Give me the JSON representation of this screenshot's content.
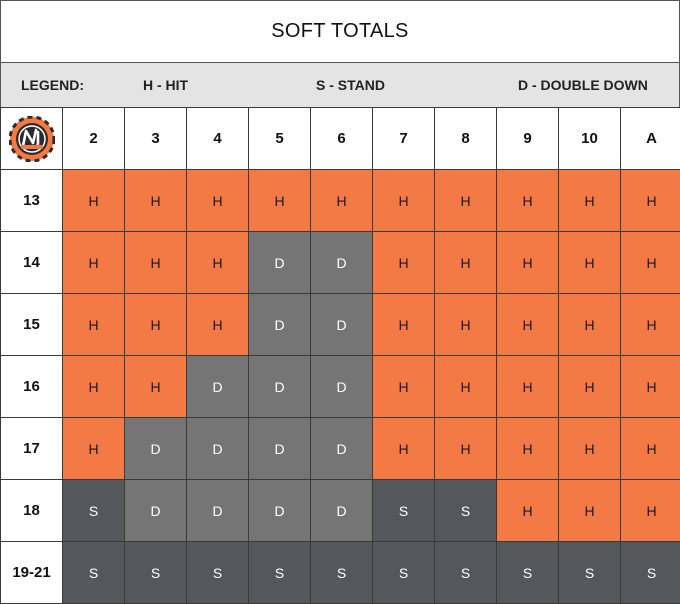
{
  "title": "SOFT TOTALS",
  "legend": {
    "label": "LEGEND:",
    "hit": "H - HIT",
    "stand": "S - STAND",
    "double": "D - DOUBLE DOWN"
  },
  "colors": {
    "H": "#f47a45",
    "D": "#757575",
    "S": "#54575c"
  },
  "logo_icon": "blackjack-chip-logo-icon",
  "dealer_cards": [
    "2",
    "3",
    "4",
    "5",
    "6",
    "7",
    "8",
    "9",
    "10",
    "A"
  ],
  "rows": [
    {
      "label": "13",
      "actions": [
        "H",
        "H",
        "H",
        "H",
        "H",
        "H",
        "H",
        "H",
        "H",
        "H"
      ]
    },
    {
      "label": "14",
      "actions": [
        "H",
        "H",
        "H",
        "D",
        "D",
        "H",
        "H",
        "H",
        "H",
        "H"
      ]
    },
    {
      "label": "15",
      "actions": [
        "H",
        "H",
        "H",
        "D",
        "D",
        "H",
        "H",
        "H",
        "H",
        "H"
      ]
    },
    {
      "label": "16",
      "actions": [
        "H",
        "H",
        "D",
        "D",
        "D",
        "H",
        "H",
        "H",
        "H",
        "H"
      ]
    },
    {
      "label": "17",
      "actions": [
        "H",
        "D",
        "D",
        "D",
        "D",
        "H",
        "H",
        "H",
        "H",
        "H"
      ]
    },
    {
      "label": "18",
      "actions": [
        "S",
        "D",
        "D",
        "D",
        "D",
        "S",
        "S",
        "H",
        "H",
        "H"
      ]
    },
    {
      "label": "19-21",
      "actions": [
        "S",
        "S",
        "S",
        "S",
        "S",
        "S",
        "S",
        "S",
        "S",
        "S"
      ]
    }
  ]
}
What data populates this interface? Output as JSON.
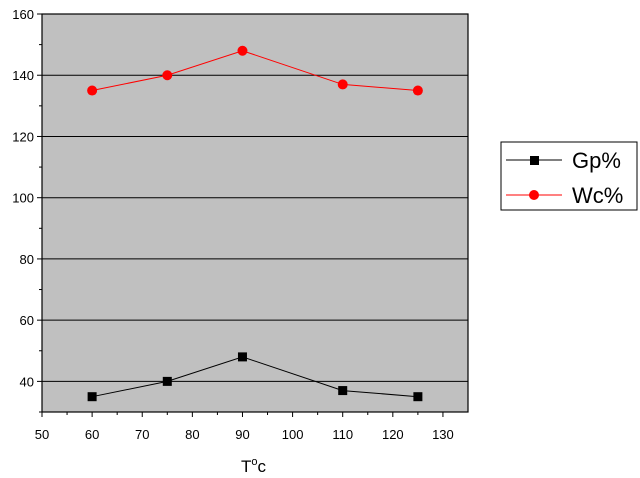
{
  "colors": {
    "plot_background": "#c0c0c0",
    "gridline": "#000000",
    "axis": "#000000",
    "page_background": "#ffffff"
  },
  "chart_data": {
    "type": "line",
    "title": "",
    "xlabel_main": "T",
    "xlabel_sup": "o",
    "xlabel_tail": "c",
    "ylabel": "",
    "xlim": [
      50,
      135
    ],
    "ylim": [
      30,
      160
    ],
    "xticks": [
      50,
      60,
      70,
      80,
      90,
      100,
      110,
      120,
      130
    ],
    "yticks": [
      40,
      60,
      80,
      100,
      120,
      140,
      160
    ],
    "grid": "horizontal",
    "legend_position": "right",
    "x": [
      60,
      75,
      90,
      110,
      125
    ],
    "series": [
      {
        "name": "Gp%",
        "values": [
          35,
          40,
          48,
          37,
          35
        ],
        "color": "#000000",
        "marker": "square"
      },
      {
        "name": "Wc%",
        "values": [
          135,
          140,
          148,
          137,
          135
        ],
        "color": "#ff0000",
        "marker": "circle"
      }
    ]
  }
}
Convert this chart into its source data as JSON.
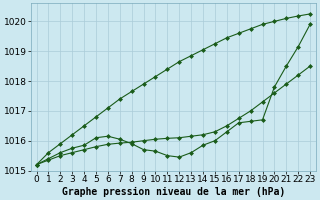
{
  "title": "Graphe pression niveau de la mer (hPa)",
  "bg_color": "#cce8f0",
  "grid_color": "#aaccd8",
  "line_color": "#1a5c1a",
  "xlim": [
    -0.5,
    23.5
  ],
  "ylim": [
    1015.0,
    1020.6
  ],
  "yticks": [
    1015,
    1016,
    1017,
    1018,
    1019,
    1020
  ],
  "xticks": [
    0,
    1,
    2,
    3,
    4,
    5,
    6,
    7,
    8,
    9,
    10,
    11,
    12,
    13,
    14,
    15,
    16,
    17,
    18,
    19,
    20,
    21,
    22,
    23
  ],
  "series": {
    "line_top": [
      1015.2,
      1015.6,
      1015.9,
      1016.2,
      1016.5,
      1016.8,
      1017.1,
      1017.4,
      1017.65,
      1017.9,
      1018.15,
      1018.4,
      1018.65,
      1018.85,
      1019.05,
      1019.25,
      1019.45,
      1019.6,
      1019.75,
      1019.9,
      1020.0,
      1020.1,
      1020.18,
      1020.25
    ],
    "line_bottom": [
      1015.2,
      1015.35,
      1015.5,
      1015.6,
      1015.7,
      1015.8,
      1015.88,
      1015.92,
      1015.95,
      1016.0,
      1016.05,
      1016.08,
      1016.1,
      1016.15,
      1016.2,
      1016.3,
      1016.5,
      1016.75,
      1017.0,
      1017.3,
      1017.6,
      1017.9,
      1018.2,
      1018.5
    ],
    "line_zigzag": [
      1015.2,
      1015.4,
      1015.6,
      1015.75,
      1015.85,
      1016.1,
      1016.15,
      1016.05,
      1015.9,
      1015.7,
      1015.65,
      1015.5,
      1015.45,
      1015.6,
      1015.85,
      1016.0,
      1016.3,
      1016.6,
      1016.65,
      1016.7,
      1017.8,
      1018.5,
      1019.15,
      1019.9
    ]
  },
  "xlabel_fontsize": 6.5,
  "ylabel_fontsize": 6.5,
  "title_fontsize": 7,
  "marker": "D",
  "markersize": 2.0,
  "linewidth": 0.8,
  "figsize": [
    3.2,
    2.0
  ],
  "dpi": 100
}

..............................

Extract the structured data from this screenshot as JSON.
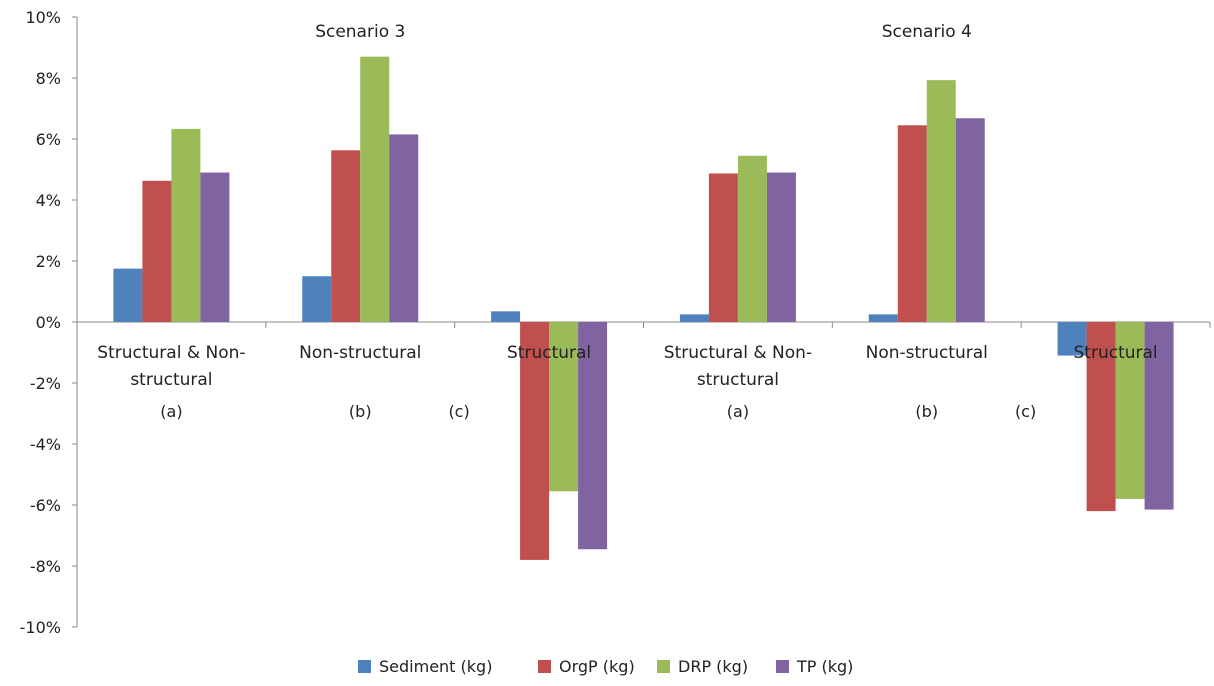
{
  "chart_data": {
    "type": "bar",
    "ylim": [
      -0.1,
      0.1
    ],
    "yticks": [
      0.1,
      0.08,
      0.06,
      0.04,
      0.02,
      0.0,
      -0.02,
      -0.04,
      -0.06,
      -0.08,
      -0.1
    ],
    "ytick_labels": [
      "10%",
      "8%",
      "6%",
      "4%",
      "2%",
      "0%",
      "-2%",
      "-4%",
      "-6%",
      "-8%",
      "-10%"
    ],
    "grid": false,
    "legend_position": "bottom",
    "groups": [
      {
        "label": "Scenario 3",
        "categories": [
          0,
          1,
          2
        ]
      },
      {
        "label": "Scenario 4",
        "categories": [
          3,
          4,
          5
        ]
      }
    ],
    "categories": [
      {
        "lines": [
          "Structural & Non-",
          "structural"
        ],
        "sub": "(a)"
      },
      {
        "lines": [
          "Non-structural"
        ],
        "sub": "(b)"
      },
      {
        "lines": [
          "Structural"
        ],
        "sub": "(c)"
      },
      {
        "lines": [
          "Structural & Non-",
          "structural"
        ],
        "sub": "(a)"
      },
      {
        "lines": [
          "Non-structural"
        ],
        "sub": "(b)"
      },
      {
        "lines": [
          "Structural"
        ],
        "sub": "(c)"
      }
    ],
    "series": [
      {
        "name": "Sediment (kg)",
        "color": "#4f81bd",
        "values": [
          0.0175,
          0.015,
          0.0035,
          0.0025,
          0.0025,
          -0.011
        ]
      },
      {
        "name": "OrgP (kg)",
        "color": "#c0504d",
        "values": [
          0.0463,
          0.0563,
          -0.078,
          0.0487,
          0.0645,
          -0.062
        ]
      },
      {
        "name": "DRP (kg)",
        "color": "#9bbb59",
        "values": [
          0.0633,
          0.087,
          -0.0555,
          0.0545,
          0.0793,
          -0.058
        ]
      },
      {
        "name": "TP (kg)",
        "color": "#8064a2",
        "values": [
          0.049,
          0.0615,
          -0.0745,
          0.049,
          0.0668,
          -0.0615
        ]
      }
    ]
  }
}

..............................

### Task requirements
Scan the listing above. Gather each line that contains the word "JSON".

### Solution for this problem
Give me the JSON representation of this screenshot's content.
What data populates this interface? Output as JSON.
Convert this chart into its source data as JSON.
Extract the structured data from this screenshot as JSON.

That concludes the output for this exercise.